STORED ROWS
---
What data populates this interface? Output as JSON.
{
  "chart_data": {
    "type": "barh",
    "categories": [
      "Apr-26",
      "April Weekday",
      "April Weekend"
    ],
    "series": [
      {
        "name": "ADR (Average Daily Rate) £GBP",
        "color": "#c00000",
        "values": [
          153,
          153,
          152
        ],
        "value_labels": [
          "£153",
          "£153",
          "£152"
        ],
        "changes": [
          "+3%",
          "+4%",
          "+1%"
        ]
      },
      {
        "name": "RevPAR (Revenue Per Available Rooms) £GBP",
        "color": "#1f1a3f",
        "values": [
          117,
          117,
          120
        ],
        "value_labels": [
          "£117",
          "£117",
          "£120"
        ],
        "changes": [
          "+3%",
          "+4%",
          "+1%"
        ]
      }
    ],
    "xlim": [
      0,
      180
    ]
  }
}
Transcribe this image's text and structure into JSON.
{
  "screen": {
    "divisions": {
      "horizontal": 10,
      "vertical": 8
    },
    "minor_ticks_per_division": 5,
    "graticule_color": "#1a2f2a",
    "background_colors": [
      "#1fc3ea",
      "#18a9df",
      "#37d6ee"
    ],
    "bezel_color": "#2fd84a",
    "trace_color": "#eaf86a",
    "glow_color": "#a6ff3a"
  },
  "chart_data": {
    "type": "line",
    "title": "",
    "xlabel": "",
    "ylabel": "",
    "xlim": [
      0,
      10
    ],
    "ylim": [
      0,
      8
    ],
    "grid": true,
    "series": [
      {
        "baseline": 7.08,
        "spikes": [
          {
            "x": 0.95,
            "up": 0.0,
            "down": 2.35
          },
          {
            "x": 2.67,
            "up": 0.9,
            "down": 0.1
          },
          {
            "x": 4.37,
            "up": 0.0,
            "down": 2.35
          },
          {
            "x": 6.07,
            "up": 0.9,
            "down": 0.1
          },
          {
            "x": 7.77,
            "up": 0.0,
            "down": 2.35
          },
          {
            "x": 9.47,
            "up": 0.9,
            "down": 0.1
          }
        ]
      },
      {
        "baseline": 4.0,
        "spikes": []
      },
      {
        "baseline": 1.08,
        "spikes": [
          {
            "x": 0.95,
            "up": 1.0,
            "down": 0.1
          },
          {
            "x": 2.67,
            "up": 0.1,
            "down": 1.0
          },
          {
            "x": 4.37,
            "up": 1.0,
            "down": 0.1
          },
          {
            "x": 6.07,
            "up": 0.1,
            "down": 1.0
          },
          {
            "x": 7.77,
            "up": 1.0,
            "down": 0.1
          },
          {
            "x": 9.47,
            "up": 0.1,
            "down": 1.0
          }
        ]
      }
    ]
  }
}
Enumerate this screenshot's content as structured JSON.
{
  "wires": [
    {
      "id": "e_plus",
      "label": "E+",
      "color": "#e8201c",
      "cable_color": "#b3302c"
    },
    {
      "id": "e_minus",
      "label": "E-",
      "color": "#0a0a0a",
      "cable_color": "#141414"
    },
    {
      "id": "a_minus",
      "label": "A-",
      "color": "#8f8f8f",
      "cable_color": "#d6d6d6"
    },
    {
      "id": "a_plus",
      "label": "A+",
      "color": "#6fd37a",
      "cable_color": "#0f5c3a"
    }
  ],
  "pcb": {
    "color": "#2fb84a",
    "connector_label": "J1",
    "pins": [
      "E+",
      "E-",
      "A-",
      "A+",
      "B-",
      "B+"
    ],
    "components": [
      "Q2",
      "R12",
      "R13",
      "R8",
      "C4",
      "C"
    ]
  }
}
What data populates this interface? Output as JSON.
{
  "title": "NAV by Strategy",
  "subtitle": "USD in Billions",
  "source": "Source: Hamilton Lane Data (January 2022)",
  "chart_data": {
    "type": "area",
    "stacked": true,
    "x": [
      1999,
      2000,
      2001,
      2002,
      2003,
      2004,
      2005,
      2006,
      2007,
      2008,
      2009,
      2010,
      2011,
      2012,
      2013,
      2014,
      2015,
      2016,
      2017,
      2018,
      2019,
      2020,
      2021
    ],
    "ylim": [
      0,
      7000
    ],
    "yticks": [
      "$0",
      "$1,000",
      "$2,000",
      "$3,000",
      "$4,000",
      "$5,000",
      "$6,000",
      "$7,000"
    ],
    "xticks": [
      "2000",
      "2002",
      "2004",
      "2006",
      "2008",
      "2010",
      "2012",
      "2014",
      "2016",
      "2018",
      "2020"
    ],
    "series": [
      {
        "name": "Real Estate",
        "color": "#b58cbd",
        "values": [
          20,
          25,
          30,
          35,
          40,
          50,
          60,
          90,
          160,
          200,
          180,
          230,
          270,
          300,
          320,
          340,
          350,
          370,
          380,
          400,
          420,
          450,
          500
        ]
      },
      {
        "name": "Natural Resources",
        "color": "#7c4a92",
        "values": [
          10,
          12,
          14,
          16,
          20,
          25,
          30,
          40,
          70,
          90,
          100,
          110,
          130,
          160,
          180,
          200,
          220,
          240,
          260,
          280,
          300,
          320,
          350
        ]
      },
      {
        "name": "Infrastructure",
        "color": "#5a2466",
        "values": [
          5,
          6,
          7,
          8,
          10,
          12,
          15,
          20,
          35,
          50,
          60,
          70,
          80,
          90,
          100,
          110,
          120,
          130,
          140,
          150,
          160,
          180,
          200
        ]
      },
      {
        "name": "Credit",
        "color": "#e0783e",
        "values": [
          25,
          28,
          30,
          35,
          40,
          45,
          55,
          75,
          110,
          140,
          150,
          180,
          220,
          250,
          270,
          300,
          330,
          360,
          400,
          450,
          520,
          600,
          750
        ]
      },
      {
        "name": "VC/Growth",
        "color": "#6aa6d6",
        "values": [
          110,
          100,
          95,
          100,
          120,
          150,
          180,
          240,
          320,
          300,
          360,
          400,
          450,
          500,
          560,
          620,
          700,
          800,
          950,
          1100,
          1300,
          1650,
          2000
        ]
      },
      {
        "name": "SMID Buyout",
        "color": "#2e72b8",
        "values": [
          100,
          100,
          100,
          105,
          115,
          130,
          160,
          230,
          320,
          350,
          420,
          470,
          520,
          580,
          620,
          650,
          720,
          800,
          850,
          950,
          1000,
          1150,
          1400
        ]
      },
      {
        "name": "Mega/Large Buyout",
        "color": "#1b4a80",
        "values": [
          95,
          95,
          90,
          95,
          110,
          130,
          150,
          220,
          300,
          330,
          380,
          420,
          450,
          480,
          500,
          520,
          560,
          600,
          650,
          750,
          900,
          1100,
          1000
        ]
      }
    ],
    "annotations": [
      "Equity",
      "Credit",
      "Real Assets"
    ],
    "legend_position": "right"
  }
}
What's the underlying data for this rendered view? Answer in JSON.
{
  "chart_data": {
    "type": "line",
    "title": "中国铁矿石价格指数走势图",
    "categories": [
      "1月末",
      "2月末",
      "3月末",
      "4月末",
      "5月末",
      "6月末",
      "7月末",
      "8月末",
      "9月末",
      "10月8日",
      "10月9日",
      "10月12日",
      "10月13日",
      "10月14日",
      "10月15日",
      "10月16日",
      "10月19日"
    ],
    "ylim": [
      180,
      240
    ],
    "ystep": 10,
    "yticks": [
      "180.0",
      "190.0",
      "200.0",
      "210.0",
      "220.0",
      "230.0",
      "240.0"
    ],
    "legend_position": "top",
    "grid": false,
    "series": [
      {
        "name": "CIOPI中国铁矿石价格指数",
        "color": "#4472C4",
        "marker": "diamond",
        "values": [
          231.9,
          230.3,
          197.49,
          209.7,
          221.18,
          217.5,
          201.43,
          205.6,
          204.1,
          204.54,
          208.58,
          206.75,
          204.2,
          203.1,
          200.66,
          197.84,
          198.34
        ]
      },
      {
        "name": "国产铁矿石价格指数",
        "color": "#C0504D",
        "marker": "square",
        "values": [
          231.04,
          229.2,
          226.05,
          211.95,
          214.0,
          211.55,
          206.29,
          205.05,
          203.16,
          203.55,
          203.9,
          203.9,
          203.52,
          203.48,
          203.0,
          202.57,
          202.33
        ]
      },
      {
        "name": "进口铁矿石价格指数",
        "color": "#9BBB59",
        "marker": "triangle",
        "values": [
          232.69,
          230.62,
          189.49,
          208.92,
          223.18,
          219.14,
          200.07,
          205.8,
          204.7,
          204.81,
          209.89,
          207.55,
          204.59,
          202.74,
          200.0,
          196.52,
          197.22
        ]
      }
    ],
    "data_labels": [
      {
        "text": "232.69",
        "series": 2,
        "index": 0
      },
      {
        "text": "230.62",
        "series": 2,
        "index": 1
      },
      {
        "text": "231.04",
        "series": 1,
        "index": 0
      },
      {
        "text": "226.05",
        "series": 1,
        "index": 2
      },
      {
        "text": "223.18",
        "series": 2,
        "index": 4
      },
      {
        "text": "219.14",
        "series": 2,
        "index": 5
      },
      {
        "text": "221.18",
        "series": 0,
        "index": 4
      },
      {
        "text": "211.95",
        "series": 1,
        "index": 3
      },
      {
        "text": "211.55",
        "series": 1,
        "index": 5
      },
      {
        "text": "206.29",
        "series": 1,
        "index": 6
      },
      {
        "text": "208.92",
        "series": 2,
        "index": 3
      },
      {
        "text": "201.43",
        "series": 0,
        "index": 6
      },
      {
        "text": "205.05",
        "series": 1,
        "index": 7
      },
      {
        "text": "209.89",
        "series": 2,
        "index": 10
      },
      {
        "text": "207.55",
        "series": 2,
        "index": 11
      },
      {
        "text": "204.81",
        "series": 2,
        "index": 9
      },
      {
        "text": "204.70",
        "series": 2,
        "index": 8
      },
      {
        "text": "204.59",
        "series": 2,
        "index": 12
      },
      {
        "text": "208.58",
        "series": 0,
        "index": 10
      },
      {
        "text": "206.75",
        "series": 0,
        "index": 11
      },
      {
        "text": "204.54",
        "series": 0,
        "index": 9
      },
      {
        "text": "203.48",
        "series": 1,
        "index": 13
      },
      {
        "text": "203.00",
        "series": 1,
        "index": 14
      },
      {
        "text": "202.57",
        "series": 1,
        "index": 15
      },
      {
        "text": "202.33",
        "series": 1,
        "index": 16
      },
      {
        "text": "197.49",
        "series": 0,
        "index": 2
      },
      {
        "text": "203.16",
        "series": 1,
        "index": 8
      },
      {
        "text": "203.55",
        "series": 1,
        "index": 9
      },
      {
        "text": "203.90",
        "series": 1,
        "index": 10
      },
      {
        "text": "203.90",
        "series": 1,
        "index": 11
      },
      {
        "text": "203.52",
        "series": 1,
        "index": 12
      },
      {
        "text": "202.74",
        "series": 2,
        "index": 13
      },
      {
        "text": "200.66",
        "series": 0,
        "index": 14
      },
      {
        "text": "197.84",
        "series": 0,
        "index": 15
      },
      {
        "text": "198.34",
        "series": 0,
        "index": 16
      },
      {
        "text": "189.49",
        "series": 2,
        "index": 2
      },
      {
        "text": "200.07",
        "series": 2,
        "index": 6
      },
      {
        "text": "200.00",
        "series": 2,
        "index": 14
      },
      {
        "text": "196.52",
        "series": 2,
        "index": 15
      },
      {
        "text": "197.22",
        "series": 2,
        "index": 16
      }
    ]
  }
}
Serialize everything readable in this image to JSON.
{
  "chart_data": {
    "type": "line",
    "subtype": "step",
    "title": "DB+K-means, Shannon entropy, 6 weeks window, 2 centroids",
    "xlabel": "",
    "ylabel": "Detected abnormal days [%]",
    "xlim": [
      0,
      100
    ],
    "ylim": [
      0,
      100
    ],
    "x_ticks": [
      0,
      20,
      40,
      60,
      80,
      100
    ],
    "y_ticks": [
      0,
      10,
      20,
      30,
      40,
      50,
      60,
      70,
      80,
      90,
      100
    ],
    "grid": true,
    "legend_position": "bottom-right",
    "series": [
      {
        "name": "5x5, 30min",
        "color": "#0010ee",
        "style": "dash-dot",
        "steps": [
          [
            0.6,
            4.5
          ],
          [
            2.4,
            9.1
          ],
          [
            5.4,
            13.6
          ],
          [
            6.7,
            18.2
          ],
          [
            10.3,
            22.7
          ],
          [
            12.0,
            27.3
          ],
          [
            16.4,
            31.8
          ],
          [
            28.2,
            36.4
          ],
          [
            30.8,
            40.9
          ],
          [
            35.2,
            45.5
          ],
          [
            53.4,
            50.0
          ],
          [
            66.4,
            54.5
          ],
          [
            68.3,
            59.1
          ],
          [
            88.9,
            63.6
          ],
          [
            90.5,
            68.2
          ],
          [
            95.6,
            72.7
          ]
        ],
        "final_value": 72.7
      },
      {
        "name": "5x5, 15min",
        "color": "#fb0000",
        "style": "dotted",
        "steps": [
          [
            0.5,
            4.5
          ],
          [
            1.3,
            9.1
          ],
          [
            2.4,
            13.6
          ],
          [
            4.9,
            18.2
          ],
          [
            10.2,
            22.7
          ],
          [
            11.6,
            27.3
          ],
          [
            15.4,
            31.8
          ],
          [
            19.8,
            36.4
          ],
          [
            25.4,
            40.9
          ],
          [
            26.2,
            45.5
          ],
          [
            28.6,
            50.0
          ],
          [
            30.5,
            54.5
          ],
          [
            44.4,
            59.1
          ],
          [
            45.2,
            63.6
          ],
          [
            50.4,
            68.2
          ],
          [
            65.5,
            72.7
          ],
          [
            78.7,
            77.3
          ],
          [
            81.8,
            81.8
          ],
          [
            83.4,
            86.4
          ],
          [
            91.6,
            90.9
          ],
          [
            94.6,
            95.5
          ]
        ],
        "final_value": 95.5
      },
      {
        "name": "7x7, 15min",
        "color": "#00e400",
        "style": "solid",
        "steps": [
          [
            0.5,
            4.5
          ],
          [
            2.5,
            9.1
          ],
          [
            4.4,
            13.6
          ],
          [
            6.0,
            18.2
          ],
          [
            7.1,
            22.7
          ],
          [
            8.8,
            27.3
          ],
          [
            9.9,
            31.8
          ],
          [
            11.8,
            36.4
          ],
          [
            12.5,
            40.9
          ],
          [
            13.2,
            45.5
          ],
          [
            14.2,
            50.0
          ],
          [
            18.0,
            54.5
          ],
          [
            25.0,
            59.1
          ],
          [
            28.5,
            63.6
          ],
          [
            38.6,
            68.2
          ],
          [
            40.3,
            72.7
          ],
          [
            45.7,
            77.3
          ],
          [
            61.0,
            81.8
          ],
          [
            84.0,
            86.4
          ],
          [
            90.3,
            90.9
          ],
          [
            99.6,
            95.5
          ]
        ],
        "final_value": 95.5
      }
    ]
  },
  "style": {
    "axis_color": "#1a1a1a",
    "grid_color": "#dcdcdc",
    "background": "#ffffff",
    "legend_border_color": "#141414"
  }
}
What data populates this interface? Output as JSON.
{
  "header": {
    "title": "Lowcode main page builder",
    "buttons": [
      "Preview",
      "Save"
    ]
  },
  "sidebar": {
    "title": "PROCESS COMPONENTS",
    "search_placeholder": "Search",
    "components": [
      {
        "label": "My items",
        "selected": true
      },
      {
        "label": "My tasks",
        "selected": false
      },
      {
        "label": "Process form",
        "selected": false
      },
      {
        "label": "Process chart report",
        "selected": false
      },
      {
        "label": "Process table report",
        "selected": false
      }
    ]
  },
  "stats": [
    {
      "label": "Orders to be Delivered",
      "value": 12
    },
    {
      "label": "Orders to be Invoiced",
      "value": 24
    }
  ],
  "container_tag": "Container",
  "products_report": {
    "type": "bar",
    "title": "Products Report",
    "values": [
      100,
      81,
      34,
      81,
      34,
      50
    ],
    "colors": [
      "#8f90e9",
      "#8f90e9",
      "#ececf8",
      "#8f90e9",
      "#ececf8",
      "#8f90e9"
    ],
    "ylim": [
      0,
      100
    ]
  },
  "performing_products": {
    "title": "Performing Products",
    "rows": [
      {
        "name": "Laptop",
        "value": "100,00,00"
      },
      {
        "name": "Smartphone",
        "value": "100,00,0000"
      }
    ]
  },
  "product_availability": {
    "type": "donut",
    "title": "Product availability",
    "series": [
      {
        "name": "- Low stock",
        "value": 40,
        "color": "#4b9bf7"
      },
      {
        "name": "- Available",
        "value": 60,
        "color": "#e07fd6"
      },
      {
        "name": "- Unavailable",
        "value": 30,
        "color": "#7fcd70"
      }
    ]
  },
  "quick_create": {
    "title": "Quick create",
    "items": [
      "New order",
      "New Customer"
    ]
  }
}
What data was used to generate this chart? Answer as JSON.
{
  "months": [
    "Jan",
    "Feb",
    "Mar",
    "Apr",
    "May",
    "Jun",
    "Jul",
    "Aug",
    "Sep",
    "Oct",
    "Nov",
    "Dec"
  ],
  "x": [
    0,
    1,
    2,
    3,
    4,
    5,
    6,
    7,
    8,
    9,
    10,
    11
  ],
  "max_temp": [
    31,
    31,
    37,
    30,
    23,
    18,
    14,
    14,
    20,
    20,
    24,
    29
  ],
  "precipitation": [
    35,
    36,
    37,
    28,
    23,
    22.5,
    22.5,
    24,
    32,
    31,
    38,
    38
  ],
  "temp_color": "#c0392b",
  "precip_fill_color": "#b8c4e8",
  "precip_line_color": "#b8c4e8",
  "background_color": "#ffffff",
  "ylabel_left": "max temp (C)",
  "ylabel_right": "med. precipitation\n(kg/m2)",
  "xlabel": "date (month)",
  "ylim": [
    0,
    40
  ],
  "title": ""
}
---
EXERCISE OBJECTIVE
Say how many lines of the data include the word "style". Nothing other than the number should be given.

FINAL RESULT
4